═══ Materials provided ═══

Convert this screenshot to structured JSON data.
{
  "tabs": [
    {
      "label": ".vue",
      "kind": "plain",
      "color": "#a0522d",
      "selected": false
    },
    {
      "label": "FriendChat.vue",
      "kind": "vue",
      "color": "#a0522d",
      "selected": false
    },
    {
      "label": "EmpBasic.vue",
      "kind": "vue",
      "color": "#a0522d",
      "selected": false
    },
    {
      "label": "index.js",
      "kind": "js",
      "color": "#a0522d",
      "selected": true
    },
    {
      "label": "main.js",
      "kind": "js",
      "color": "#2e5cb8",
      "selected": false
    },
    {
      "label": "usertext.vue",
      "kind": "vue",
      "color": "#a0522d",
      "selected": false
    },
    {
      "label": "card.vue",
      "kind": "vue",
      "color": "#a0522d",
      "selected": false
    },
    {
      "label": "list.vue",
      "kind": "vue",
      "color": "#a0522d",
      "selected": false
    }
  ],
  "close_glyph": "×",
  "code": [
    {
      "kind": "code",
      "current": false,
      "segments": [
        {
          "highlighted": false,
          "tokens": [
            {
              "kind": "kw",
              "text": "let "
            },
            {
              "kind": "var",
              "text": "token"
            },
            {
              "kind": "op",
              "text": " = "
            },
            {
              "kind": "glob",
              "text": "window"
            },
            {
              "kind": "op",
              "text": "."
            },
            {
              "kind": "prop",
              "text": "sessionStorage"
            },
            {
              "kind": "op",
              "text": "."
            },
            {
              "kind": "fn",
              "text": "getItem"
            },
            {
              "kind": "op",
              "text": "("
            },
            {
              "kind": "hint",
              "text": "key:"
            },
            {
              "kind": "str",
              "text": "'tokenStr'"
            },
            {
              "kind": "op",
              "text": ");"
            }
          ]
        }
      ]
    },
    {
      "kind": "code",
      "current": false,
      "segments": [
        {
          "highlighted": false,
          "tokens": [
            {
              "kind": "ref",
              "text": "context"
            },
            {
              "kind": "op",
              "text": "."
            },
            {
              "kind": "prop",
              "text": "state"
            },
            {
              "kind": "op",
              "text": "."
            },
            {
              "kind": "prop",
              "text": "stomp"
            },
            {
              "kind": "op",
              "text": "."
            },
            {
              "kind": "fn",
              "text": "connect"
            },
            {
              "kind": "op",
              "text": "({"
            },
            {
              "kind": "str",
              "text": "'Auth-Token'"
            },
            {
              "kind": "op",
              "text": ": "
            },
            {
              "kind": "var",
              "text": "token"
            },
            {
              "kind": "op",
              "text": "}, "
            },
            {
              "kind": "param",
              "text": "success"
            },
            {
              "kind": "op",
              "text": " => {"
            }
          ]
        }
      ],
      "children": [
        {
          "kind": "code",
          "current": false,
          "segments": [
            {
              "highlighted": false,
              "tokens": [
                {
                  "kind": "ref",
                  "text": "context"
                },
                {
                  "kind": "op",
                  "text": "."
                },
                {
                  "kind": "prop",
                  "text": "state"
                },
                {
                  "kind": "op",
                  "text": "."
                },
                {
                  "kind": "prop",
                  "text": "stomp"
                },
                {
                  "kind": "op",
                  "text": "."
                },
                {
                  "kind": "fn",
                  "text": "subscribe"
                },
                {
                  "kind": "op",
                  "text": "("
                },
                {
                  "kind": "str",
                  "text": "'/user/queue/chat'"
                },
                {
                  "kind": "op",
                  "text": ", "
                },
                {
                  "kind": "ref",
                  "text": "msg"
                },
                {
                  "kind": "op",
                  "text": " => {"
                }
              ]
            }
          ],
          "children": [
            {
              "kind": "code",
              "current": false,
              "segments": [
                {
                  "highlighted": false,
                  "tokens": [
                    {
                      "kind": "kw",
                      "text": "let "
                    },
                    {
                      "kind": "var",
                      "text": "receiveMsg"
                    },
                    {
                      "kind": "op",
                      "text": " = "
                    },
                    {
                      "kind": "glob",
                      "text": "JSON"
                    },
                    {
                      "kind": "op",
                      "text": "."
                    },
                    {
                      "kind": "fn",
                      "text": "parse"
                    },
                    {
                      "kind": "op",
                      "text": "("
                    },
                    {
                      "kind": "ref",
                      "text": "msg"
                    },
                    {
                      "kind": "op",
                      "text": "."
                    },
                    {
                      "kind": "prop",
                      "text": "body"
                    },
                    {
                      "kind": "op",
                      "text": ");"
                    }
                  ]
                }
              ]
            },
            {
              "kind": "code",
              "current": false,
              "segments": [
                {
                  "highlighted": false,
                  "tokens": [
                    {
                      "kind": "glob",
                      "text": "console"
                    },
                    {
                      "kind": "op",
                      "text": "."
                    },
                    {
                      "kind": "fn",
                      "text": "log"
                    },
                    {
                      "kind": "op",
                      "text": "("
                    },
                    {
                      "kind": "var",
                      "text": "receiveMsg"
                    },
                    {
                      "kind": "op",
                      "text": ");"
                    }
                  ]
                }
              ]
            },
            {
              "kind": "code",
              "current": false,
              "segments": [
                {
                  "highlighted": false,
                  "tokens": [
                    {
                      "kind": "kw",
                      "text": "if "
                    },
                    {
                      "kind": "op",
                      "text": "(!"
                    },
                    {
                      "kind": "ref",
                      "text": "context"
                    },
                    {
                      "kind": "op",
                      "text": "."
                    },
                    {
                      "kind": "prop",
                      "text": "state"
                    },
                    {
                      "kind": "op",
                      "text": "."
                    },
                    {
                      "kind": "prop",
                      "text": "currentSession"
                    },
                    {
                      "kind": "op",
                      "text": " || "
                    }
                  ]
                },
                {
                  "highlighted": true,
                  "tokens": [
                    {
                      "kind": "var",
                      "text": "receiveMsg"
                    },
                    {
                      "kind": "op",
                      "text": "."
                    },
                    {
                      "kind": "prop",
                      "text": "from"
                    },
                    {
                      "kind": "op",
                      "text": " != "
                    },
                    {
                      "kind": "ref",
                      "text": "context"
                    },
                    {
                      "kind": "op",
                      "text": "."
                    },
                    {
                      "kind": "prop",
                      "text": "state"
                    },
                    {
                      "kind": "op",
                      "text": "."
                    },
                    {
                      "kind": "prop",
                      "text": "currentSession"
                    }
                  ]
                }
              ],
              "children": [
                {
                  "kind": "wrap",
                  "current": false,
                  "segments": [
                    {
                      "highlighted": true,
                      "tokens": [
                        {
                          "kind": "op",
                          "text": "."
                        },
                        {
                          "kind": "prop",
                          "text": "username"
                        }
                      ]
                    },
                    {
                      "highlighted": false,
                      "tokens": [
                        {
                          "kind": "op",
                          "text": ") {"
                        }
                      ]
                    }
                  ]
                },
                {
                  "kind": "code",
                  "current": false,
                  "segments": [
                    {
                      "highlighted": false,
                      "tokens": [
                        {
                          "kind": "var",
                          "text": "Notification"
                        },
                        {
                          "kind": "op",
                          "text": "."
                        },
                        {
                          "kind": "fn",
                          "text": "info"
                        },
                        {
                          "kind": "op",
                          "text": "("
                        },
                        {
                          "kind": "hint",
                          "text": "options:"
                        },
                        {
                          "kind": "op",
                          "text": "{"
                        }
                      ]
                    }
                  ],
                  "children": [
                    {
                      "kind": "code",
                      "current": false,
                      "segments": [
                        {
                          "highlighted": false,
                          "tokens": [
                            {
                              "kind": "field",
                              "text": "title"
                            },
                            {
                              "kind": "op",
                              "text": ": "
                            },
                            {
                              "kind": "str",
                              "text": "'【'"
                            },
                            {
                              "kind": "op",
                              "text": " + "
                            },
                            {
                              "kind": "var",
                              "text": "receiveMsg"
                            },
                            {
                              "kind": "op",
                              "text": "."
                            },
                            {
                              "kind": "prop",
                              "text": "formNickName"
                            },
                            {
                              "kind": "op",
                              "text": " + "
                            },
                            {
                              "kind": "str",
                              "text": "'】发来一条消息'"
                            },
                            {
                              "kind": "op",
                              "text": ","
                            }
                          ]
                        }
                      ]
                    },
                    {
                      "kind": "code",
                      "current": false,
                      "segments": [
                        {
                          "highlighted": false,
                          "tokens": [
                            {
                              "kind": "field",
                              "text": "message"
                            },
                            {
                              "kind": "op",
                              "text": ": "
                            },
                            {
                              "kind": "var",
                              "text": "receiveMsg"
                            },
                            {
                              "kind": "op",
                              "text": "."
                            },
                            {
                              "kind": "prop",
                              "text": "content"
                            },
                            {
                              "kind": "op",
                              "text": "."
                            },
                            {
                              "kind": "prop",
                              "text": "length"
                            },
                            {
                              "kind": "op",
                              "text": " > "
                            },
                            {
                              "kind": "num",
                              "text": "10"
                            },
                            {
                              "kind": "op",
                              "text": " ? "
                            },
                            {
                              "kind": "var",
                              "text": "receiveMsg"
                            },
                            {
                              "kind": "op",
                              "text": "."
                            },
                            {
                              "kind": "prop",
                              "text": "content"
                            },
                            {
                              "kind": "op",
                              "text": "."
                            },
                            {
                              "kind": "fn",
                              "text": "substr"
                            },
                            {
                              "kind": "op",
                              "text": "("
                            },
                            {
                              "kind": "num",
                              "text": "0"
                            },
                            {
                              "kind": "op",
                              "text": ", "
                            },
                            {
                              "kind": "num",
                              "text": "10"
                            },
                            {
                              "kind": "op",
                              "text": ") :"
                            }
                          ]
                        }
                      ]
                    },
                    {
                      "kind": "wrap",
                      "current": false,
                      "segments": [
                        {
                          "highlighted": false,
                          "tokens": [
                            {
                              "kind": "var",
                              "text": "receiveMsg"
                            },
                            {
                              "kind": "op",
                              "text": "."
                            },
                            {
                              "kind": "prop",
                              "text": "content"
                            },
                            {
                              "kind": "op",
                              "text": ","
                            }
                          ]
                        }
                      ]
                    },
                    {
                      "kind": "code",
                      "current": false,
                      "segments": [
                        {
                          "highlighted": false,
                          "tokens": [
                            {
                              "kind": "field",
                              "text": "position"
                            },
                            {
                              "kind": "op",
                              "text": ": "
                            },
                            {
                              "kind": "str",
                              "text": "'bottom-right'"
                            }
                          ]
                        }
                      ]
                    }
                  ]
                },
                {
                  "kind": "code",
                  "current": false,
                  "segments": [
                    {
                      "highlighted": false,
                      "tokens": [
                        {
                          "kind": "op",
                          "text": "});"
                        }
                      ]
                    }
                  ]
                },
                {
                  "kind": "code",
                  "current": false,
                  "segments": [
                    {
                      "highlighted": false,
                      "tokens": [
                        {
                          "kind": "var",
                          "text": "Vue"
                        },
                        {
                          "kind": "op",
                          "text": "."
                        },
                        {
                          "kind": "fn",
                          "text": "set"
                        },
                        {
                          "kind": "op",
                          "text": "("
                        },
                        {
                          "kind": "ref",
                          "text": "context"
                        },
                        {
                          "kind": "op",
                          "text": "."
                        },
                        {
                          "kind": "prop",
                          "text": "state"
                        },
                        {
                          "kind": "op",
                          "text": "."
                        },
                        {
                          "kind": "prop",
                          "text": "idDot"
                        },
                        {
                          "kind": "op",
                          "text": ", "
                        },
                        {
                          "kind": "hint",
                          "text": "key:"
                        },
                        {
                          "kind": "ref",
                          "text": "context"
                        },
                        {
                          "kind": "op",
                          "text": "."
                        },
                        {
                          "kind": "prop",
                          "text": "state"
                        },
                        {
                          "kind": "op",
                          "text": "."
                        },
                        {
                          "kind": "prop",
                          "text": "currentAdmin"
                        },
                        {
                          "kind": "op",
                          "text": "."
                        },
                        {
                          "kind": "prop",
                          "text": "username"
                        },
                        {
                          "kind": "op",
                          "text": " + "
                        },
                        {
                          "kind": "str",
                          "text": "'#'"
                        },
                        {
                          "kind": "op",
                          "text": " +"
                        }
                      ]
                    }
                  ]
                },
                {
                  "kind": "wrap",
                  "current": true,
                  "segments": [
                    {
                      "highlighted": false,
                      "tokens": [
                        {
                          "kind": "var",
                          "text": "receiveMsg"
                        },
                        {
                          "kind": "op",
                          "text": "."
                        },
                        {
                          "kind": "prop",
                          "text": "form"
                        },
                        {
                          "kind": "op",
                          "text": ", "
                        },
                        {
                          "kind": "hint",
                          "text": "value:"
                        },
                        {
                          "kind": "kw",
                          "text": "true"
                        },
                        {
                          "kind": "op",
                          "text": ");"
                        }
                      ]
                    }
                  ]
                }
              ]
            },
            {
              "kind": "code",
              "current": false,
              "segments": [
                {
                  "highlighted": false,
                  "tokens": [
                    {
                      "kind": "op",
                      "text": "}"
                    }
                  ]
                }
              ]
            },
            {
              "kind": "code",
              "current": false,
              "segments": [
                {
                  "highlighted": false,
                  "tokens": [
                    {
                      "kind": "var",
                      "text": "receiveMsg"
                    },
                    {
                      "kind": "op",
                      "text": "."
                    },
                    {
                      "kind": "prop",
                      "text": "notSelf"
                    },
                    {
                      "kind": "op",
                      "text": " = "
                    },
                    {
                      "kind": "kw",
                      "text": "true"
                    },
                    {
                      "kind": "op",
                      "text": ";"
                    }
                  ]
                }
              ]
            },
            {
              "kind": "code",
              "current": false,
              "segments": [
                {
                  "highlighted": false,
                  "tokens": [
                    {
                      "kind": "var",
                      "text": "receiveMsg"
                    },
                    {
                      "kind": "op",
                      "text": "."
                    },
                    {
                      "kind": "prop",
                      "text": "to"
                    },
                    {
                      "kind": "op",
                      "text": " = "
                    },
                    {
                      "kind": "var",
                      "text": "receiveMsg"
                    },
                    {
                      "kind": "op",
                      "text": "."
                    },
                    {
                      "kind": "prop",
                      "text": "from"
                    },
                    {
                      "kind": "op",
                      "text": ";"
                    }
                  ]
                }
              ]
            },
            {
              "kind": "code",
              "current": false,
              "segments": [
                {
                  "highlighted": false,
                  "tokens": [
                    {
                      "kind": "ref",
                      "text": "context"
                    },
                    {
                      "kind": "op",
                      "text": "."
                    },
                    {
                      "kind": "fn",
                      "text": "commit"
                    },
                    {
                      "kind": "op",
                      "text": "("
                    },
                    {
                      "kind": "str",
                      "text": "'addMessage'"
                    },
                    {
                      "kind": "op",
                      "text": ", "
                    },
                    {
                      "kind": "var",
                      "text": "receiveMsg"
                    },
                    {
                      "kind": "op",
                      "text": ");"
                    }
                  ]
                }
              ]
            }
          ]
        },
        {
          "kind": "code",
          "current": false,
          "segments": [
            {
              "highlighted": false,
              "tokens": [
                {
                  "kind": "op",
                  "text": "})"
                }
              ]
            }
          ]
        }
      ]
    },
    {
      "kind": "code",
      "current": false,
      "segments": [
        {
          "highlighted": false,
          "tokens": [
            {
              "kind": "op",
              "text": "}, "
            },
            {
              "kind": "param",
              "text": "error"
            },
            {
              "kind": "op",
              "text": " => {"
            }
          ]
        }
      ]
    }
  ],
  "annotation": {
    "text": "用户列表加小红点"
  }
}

═══

Aim » Work out how many lines of the listing above include "children". Answer with the number and nothing more.

Answer to the exercise » 4